Greater Magdeburg Area Becomes a Model Region for Smart Mobility

The University of Magdeburg Receives Multi-Million Grant for Developing New Passenger & Goods Transport Solutions

Over the coming three years, scientists of the Otto von Guericke University Magdeburg will intensively work on making the larger Magdeburg area become a model region for Smart Mobility. Using a multi-million grant from the State Ministry of Transport, engineers, computer scientists, environmental psychologists, social scientists, logisticians and network experts will jointly develop and try out intelligent mobility concepts, such as call services for autonomous micro-mobiles, test the use of driverless shuttles buses, optimise the interaction of innovative means of transport with existing infrastructures and perform acceptance research.

As an example, it is intended to establish a passenger transport and logistics traffic network in the state capital of Saxony-Anhalt as a major metropolis with a large rural catchment area and the related challenges by 2022, which will enable and regulate the communication between traffic participants, vehicles and the entire traffic infrastructure intelligently and in real time. Another crucial factor is the question of how traffic and energy networks can be coupled with each other.

Today, Thomas Webel, the Minister for Regional Development and Transport of the state of Saxony-Anhalt, handed the grant notices for four projects covered by the Intelligent Traffic Systems (IVS - Intelligente Verkehrssysteme) support programmes of the EU over to researchers of the University of Magdeburg.

“The advantage of the Magdeburg area as a model region is, above all, the total of all disadvantages,” says Dr Stephan Schmidt, Junior Professor at the University’s Institute of Mobile Systems, who has now been granted EUR 4.2 million for the further development of an on-call service for autonomous e-cargo bikes. “The Magdeburg region is a big city and has no conurbation, but is surrounded by rural areas: poor infrastructure, no connections to local public transport, immobile rural residents without the tendency to or even possibilities for digitalisation. Developing solutions to these issues is a major challenge.”

Records supplied>
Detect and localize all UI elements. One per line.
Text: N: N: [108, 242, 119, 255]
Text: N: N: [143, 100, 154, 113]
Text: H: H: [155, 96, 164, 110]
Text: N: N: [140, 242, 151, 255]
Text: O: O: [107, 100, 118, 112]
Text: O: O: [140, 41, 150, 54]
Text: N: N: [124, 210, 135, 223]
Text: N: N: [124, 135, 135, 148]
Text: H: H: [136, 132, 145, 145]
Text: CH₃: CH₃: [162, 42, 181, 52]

Required actions>
1. From the Magdeburg smart mobility article, return the passage starting at "The University of Magdeburg Receives" and ending at "perform acceptance research.", copied word for word.
2. Give only the number of record lines containing the string "Text", with case counting.

Task results>
1.
The University of Magdeburg Receives Multi-Million Grant for Developing New Passenger & Goods Transport Solutions

Over the coming three years, scientists of the Otto von Guericke University Magdeburg will intensively work on making the larger Magdeburg area become a model region for Smart Mobility. Using a multi-million grant from the State Ministry of Transport, engineers, computer scientists, environmental psychologists, social scientists, logisticians and network experts will jointly develop and try out intelligent mobility concepts, such as call services for autonomous micro-mobiles, test the use of driverless shuttles buses, optimise the interaction of innovative means of transport with existing infrastructures and perform acceptance research.

2. 10